EXERCISE DESCRIPTION >>
Copy all lines that contain the word "记者了解到".
================
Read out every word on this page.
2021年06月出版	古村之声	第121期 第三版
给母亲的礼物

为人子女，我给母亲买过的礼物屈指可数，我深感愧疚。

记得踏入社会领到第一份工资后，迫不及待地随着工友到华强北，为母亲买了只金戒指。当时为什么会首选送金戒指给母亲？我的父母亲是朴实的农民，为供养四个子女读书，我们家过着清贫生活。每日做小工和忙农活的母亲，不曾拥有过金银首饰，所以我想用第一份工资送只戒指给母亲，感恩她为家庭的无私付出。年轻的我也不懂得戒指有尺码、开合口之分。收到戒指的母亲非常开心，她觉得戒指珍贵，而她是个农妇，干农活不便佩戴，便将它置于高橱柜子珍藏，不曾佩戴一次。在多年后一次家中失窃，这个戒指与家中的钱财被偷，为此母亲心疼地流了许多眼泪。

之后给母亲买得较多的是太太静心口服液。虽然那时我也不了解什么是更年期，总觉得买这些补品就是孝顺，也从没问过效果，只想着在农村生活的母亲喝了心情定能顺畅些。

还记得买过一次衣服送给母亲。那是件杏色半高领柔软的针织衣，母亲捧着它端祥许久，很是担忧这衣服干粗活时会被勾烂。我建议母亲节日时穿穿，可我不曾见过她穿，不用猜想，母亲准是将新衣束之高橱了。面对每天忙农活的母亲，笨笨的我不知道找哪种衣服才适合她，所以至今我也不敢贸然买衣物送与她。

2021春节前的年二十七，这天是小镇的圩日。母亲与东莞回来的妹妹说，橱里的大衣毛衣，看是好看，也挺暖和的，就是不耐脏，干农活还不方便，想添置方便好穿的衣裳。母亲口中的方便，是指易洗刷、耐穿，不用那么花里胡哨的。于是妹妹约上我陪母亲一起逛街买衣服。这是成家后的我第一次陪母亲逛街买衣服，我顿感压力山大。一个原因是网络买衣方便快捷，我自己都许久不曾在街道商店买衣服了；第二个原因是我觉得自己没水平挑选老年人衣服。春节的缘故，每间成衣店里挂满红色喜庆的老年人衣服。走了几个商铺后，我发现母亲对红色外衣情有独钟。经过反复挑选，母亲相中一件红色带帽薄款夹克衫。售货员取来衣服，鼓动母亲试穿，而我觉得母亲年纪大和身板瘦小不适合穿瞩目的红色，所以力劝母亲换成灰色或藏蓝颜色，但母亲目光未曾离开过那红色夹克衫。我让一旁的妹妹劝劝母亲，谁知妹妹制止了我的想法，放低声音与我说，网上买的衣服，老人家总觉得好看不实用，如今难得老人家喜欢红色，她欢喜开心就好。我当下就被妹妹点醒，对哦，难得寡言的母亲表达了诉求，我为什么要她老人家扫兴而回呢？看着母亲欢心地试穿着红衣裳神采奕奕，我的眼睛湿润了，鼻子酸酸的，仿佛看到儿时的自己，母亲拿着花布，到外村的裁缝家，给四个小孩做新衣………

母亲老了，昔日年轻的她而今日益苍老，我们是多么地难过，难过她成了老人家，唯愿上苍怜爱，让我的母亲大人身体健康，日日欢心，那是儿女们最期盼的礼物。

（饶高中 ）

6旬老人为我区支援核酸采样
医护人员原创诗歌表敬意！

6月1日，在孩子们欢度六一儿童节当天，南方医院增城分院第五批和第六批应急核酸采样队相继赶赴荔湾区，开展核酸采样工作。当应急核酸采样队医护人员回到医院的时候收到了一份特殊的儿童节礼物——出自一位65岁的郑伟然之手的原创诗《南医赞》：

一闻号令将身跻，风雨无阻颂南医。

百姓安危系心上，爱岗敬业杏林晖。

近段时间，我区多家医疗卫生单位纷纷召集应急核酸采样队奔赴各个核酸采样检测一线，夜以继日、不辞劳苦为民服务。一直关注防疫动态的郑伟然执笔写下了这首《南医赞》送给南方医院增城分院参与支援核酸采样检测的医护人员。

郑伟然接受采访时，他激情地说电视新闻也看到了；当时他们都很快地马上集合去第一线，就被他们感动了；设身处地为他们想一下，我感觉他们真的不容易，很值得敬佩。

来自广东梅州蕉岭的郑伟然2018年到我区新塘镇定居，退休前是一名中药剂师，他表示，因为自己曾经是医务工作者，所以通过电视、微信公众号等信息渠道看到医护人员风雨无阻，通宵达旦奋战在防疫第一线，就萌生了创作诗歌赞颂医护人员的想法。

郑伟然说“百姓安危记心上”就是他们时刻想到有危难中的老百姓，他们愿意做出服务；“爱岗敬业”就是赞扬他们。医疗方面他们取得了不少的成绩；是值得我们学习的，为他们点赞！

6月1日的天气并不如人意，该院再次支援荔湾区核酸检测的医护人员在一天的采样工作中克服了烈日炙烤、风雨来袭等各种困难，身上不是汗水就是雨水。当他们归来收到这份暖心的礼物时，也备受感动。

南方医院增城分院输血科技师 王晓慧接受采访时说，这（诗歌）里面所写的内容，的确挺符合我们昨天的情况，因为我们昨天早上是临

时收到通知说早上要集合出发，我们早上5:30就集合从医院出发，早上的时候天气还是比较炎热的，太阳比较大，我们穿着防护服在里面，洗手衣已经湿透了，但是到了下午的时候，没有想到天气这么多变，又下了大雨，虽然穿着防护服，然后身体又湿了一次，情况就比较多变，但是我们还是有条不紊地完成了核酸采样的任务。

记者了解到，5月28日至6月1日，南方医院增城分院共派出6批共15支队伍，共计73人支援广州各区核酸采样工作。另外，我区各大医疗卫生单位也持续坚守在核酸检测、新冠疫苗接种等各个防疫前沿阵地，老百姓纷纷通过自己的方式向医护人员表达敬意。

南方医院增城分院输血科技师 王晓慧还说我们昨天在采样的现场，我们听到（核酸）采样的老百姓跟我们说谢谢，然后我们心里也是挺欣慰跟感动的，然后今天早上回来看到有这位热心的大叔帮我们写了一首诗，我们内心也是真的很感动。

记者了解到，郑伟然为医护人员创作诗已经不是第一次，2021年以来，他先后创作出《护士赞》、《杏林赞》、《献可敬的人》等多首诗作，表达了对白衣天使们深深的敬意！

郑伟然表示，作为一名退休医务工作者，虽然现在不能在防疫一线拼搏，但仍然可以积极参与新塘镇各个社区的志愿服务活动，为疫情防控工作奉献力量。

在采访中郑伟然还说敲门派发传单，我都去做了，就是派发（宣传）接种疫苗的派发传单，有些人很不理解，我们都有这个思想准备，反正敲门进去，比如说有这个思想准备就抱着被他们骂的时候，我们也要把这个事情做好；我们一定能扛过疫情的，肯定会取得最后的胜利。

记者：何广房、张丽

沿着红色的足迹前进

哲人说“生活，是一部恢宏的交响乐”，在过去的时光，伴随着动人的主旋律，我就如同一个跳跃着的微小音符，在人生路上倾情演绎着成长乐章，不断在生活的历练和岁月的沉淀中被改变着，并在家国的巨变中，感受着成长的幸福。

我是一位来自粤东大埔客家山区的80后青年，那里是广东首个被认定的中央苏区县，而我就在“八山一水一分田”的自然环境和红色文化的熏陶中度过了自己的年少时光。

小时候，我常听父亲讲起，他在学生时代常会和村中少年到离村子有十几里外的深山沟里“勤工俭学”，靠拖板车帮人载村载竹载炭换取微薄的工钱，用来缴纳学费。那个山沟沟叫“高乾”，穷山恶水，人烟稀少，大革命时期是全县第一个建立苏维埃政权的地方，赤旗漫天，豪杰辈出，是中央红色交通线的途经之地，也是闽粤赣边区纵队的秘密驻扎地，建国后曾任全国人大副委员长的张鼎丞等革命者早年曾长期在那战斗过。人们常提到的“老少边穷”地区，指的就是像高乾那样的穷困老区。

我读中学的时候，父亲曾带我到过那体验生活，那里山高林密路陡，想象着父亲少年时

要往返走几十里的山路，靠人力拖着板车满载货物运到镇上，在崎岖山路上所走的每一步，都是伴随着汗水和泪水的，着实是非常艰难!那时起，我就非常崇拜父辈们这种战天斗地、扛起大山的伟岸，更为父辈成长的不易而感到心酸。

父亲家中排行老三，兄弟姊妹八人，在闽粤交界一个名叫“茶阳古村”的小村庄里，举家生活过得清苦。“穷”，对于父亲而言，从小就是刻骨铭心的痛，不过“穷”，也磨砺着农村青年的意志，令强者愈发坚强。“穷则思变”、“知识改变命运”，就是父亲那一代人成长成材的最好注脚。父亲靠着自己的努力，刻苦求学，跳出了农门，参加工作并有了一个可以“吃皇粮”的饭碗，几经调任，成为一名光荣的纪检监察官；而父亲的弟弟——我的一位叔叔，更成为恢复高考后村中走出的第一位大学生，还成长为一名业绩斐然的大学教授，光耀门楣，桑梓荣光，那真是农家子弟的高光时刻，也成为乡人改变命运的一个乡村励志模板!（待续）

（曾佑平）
================
REPLY TO THE TASK >>
记者了解到，5月28日至6月1日，南方医院增城分院共派出6批共15支队伍，共计73人支援广州各区核酸采样工作。另外，我区各大医疗卫生单位也持续坚守在核酸检测、新冠疫苗接种等各个防疫前沿阵地，老百姓纷纷通过自己的方式向医护人员表达敬意。
记者了解到，郑伟然为医护人员创作诗已经不是第一次，2021年以来，他先后创作出《护士赞》、《杏林赞》、《献可敬的人》等多首诗作，表达了对白衣天使们深深的敬意！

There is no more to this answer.